Extracted data entries =
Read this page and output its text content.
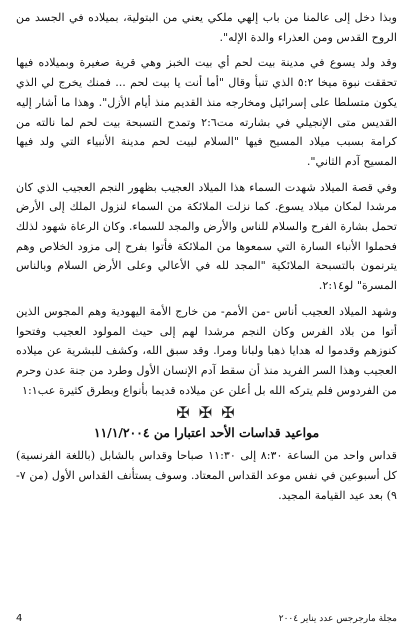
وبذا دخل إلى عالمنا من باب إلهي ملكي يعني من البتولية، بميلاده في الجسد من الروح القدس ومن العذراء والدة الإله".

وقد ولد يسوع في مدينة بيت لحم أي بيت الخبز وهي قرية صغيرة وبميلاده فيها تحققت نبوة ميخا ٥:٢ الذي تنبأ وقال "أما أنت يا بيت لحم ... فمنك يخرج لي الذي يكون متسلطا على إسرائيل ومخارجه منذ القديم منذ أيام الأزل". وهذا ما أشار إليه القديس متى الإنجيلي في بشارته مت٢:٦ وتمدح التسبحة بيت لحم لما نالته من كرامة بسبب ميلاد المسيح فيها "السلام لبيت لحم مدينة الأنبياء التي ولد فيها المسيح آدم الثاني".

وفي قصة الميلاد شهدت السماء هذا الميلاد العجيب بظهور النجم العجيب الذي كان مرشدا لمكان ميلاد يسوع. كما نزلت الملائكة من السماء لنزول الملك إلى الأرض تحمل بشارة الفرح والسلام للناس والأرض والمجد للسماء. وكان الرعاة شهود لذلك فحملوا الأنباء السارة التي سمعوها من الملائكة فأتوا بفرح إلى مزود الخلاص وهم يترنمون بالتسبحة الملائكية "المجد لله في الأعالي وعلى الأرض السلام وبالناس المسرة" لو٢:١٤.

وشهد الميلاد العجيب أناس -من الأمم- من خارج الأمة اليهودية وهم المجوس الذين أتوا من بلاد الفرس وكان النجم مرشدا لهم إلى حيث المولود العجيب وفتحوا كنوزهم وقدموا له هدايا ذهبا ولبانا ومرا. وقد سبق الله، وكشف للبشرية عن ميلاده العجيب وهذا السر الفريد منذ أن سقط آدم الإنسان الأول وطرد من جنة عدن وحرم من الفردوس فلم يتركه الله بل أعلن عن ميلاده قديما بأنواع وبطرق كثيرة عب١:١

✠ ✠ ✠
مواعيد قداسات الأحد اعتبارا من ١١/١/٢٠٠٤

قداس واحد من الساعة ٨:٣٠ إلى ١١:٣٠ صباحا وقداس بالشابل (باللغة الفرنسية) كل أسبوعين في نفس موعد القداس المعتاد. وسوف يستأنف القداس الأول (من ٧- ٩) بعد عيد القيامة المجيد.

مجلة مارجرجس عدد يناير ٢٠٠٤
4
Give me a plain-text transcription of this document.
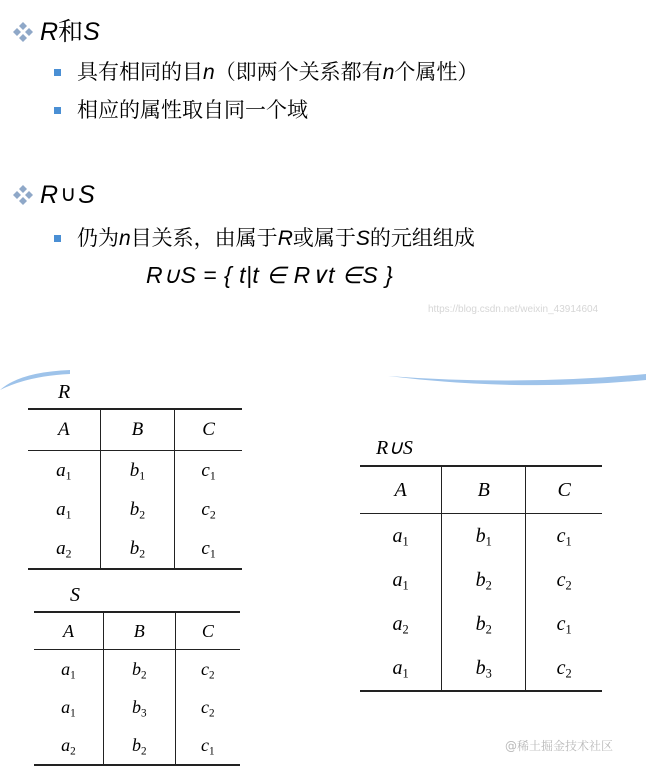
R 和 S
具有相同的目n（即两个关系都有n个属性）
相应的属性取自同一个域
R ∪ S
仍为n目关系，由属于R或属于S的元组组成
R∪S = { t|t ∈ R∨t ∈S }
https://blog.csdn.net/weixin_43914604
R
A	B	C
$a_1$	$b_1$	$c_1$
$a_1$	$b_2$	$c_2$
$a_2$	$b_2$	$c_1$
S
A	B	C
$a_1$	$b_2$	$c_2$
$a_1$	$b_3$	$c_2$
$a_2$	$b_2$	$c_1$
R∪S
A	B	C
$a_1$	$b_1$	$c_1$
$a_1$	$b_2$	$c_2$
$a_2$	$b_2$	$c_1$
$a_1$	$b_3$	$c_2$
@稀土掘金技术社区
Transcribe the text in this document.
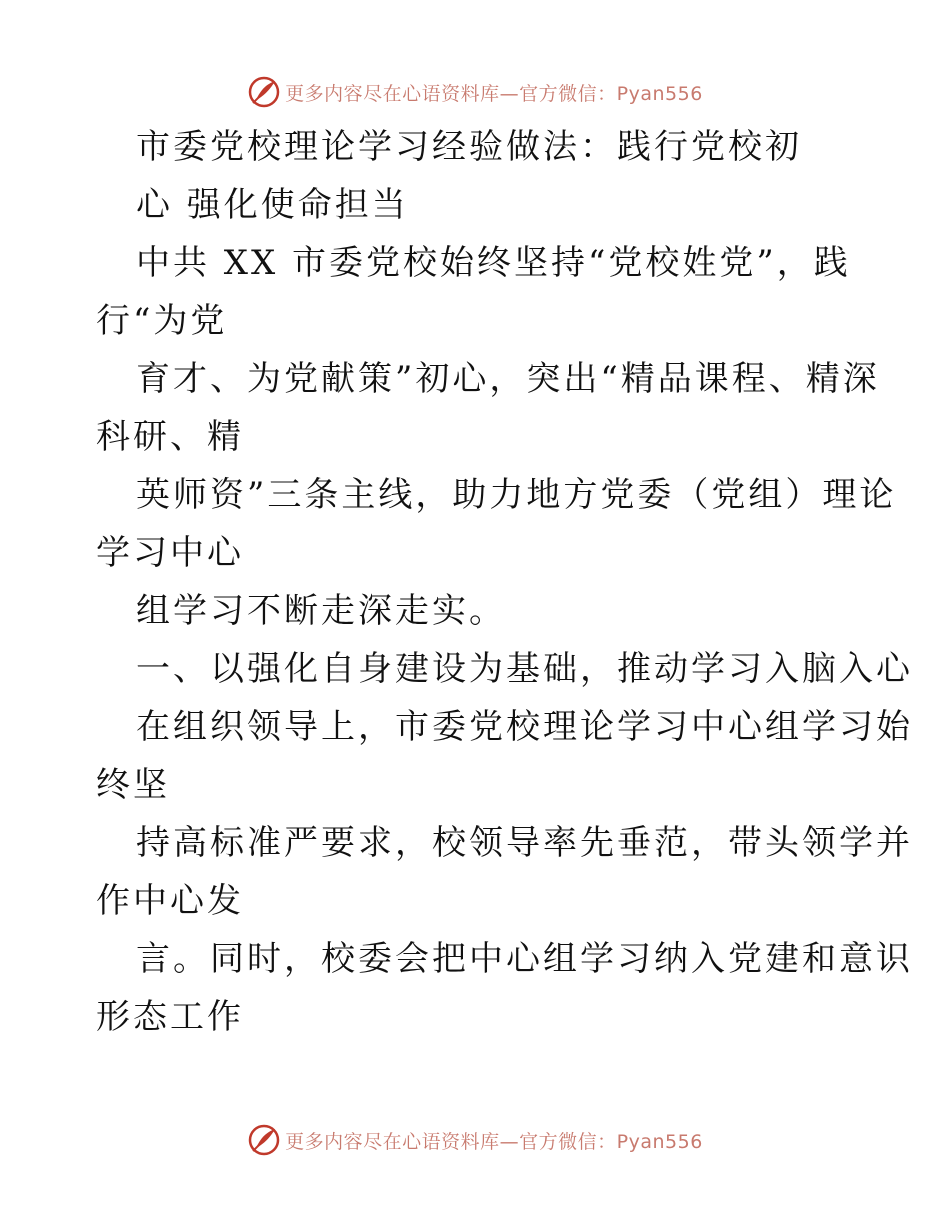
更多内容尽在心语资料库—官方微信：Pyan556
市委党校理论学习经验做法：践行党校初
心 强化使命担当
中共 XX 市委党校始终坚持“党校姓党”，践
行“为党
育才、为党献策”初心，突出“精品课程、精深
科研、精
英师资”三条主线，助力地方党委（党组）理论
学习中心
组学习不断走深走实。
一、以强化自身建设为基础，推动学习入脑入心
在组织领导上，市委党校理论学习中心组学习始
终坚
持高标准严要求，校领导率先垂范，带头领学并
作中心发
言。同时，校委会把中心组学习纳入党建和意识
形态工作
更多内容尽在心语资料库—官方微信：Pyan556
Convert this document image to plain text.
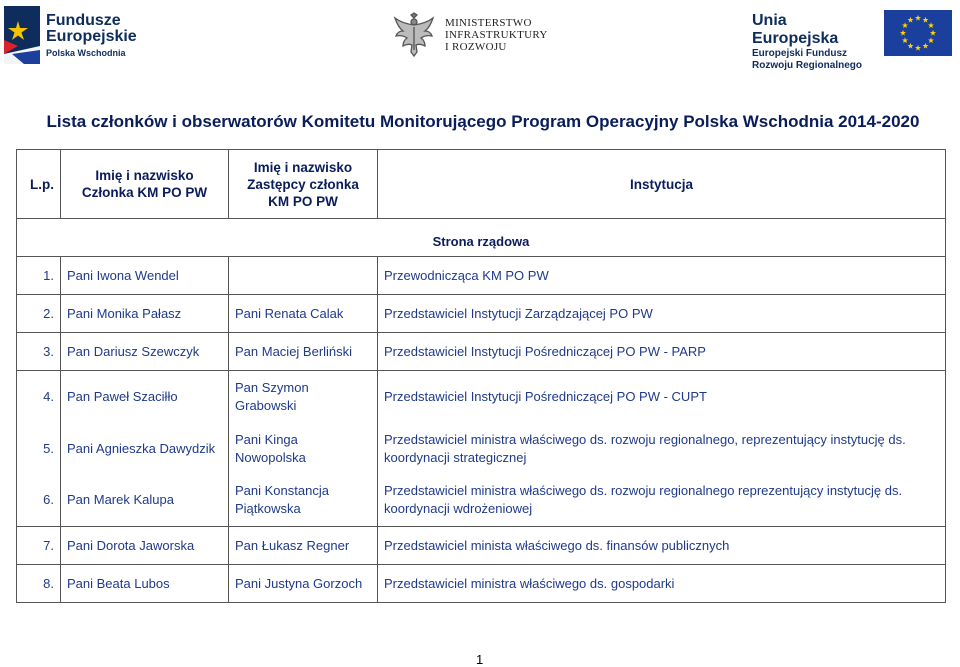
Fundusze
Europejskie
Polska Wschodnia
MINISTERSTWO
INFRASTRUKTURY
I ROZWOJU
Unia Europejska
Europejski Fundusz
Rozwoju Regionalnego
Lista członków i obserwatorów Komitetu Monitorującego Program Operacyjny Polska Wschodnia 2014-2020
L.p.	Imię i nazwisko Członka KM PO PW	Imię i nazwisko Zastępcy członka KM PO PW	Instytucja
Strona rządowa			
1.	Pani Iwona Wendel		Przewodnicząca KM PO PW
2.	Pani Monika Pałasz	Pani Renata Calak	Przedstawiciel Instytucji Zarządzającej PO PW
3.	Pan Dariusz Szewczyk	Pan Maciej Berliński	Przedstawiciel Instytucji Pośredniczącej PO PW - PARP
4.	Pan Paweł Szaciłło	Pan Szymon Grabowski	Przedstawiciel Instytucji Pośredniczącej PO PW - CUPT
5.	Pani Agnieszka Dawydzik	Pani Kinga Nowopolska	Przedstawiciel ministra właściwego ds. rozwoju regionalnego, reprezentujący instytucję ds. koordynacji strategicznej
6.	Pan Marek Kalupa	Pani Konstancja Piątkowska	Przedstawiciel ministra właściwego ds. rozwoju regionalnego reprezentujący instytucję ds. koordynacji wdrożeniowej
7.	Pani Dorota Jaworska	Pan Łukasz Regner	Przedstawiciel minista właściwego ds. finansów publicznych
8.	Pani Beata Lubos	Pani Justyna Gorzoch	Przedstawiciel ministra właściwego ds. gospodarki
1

Instructions for the task =
Print the records above exactly as they stand, but leave out the pictures.

Final result =
Read this page and output its text content.
وبذا دخل إلى عالمنا من باب إلهي ملكي يعني من البتولية، بميلاده في الجسد من الروح القدس ومن العذراء والدة الإله".

وقد ولد يسوع في مدينة بيت لحم أي بيت الخبز وهي قرية صغيرة وبميلاده فيها تحققت نبوة ميخا ٥:٢ الذي تنبأ وقال "أما أنت يا بيت لحم ... فمنك يخرج لي الذي يكون متسلطا على إسرائيل ومخارجه منذ القديم منذ أيام الأزل". وهذا ما أشار إليه القديس متى الإنجيلي في بشارته مت٢:٦ وتمدح التسبحة بيت لحم لما نالته من كرامة بسبب ميلاد المسيح فيها "السلام لبيت لحم مدينة الأنبياء التي ولد فيها المسيح آدم الثاني".

وفي قصة الميلاد شهدت السماء هذا الميلاد العجيب بظهور النجم العجيب الذي كان مرشدا لمكان ميلاد يسوع. كما نزلت الملائكة من السماء لنزول الملك إلى الأرض تحمل بشارة الفرح والسلام للناس والأرض والمجد للسماء. وكان الرعاة شهود لذلك فحملوا الأنباء السارة التي سمعوها من الملائكة فأتوا بفرح إلى مزود الخلاص وهم يترنمون بالتسبحة الملائكية "المجد لله في الأعالي وعلى الأرض السلام وبالناس المسرة" لو٢:١٤.

وشهد الميلاد العجيب أناس -من الأمم- من خارج الأمة اليهودية وهم المجوس الذين أتوا من بلاد الفرس وكان النجم مرشدا لهم إلى حيث المولود العجيب وفتحوا كنوزهم وقدموا له هدايا ذهبا ولبانا ومرا. وقد سبق الله، وكشف للبشرية عن ميلاده العجيب وهذا السر الفريد منذ أن سقط آدم الإنسان الأول وطرد من جنة عدن وحرم من الفردوس فلم يتركه الله بل أعلن عن ميلاده قديما بأنواع وبطرق كثيرة عب١:١

✠ ✠ ✠
مواعيد قداسات الأحد اعتبارا من ١١/١/٢٠٠٤

قداس واحد من الساعة ٨:٣٠ إلى ١١:٣٠ صباحا وقداس بالشابل (باللغة الفرنسية) كل أسبوعين في نفس موعد القداس المعتاد. وسوف يستأنف القداس الأول (من ٧- ٩) بعد عيد القيامة المجيد.

مجلة مارجرجس عدد يناير ٢٠٠٤
4
Give me a plain-text transcription of this document.
R 和 S
具有相同的目n（即两个关系都有n个属性）
相应的属性取自同一个域
R ∪ S
仍为n目关系，由属于R或属于S的元组组成
R∪S = { t|t ∈ R∨t ∈S }
https://blog.csdn.net/weixin_43914604
R
A	B	C
$a_1$	$b_1$	$c_1$
$a_1$	$b_2$	$c_2$
$a_2$	$b_2$	$c_1$
S
A	B	C
$a_1$	$b_2$	$c_2$
$a_1$	$b_3$	$c_2$
$a_2$	$b_2$	$c_1$
R∪S
A	B	C
$a_1$	$b_1$	$c_1$
$a_1$	$b_2$	$c_2$
$a_2$	$b_2$	$c_1$
$a_1$	$b_3$	$c_2$
@稀土掘金技术社区
Transcribe the text in this document.
更多内容尽在心语资料库—官方微信：Pyan556
市委党校理论学习经验做法：践行党校初
心 强化使命担当
中共 XX 市委党校始终坚持“党校姓党”，践
行“为党
育才、为党献策”初心，突出“精品课程、精深
科研、精
英师资”三条主线，助力地方党委（党组）理论
学习中心
组学习不断走深走实。
一、以强化自身建设为基础，推动学习入脑入心
在组织领导上，市委党校理论学习中心组学习始
终坚
持高标准严要求，校领导率先垂范，带头领学并
作中心发
言。同时，校委会把中心组学习纳入党建和意识
形态工作
更多内容尽在心语资料库—官方微信：Pyan556
Convert this document image to plain text.
Fundusze
Europejskie
Polska Wschodnia
MINISTERSTWO
INFRASTRUKTURY
I ROZWOJU
Unia Europejska
Europejski Fundusz
Rozwoju Regionalnego
Lista członków i obserwatorów Komitetu Monitorującego Program Operacyjny Polska Wschodnia 2014-2020
L.p.	Imię i nazwisko Członka KM PO PW	Imię i nazwisko Zastępcy członka KM PO PW	Instytucja
Strona rządowa			
1.	Pani Iwona Wendel		Przewodnicząca KM PO PW
2.	Pani Monika Pałasz	Pani Renata Calak	Przedstawiciel Instytucji Zarządzającej PO PW
3.	Pan Dariusz Szewczyk	Pan Maciej Berliński	Przedstawiciel Instytucji Pośredniczącej PO PW - PARP
4.	Pan Paweł Szaciłło	Pan Szymon Grabowski	Przedstawiciel Instytucji Pośredniczącej PO PW - CUPT
5.	Pani Agnieszka Dawydzik	Pani Kinga Nowopolska	Przedstawiciel ministra właściwego ds. rozwoju regionalnego, reprezentujący instytucję ds. koordynacji strategicznej
6.	Pan Marek Kalupa	Pani Konstancja Piątkowska	Przedstawiciel ministra właściwego ds. rozwoju regionalnego reprezentujący instytucję ds. koordynacji wdrożeniowej
7.	Pani Dorota Jaworska	Pan Łukasz Regner	Przedstawiciel minista właściwego ds. finansów publicznych
8.	Pani Beata Lubos	Pani Justyna Gorzoch	Przedstawiciel ministra właściwego ds. gospodarki
1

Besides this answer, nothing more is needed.